Filter the records below and copy every line containing the word "Action".

[start of PROVIDED MATERIAL]

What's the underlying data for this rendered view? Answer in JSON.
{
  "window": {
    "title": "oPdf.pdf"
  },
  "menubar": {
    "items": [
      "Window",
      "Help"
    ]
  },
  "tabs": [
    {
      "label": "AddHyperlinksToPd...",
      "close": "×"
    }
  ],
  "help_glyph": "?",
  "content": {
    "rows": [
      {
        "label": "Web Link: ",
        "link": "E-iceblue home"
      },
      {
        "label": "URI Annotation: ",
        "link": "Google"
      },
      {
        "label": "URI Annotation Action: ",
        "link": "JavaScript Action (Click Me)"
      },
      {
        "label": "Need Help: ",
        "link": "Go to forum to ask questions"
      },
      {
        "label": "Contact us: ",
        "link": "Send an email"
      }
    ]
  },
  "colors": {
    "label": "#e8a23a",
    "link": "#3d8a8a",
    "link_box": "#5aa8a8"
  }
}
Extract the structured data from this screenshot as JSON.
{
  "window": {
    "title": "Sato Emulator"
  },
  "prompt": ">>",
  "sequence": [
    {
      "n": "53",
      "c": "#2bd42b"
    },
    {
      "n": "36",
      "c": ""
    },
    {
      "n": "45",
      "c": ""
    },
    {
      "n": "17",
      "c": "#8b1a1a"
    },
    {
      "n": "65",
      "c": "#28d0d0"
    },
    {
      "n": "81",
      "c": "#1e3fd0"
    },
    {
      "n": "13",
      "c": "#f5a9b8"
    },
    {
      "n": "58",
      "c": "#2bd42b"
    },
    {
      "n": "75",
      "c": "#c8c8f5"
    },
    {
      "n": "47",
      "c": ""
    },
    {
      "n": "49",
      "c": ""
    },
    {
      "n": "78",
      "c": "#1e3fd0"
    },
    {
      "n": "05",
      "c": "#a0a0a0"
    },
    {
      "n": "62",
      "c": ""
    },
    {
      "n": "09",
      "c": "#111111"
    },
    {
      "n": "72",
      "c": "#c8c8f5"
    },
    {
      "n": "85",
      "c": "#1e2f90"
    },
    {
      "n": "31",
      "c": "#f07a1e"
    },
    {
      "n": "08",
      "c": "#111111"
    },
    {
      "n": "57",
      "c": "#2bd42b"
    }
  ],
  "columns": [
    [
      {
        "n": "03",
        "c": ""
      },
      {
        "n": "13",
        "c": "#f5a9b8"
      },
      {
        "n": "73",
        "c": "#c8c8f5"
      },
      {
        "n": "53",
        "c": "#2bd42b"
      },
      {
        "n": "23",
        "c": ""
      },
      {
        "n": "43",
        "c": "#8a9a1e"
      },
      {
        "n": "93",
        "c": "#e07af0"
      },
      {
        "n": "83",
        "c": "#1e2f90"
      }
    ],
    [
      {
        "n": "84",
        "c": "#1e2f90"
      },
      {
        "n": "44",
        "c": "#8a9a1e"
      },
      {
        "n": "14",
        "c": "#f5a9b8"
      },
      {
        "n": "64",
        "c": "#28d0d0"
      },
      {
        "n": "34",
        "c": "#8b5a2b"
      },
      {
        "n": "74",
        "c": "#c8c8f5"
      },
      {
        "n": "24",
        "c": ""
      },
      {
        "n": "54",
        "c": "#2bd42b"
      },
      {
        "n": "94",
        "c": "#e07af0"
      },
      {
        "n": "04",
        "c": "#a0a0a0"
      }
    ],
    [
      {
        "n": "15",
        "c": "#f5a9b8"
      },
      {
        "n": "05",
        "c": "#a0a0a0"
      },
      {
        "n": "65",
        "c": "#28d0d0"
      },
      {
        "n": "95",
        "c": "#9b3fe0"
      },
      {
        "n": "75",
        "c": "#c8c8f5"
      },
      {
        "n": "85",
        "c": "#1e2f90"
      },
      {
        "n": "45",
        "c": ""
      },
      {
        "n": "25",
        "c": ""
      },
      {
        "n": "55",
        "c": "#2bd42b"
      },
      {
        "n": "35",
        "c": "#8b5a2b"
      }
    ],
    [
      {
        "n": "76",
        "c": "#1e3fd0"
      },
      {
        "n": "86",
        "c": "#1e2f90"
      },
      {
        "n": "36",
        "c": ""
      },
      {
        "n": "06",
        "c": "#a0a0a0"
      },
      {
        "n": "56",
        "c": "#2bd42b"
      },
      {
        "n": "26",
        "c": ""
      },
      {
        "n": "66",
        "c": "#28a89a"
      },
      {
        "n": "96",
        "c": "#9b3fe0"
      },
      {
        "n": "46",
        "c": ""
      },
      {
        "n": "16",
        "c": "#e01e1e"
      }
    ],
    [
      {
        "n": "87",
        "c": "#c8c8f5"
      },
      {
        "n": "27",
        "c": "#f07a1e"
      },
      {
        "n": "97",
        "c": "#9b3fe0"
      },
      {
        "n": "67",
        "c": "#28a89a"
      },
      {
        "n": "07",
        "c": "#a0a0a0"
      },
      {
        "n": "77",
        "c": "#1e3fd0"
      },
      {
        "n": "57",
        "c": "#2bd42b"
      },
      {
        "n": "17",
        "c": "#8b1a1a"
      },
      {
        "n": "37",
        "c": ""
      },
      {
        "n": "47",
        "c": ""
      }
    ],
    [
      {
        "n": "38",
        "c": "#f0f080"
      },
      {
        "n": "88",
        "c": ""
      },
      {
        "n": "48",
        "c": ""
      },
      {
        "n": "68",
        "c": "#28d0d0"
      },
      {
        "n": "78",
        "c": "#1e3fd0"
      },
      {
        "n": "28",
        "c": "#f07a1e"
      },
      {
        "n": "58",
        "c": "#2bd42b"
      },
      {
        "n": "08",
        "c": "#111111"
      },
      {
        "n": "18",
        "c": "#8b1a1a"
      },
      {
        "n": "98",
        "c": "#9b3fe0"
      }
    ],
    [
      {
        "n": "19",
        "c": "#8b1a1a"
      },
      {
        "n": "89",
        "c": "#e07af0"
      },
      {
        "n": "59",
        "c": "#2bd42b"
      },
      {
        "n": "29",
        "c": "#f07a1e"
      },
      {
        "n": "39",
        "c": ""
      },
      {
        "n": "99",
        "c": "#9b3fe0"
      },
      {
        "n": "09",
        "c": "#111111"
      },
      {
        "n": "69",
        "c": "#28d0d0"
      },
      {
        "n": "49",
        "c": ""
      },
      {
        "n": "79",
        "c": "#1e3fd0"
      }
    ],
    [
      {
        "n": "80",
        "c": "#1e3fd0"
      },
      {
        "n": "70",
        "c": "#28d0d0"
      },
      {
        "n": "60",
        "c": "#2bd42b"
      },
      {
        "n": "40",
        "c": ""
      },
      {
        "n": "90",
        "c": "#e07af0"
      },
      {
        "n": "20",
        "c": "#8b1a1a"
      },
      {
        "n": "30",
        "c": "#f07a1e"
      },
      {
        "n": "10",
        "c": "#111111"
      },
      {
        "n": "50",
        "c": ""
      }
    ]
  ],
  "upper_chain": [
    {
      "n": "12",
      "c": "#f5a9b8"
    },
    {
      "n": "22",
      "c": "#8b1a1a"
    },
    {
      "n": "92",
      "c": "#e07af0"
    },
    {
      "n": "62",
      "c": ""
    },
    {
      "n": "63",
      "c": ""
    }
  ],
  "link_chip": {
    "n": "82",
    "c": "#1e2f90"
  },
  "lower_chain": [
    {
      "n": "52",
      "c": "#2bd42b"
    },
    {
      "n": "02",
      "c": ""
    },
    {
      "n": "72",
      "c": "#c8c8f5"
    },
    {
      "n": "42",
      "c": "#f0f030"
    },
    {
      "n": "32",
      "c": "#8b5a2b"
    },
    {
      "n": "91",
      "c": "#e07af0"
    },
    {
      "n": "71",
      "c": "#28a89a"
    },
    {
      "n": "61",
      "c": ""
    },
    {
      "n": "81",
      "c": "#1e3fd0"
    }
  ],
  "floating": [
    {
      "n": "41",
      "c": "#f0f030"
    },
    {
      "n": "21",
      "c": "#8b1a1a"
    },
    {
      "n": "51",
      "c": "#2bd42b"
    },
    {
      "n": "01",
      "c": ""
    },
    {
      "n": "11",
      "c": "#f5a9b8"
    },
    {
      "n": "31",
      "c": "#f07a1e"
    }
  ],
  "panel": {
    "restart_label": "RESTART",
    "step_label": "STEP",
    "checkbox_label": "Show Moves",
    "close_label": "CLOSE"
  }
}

[end of PROVIDED MATERIAL]

* [TASK ANSWER]:
        "label": "URI Annotation Action: ",
        "link": "JavaScript Action (Click Me)"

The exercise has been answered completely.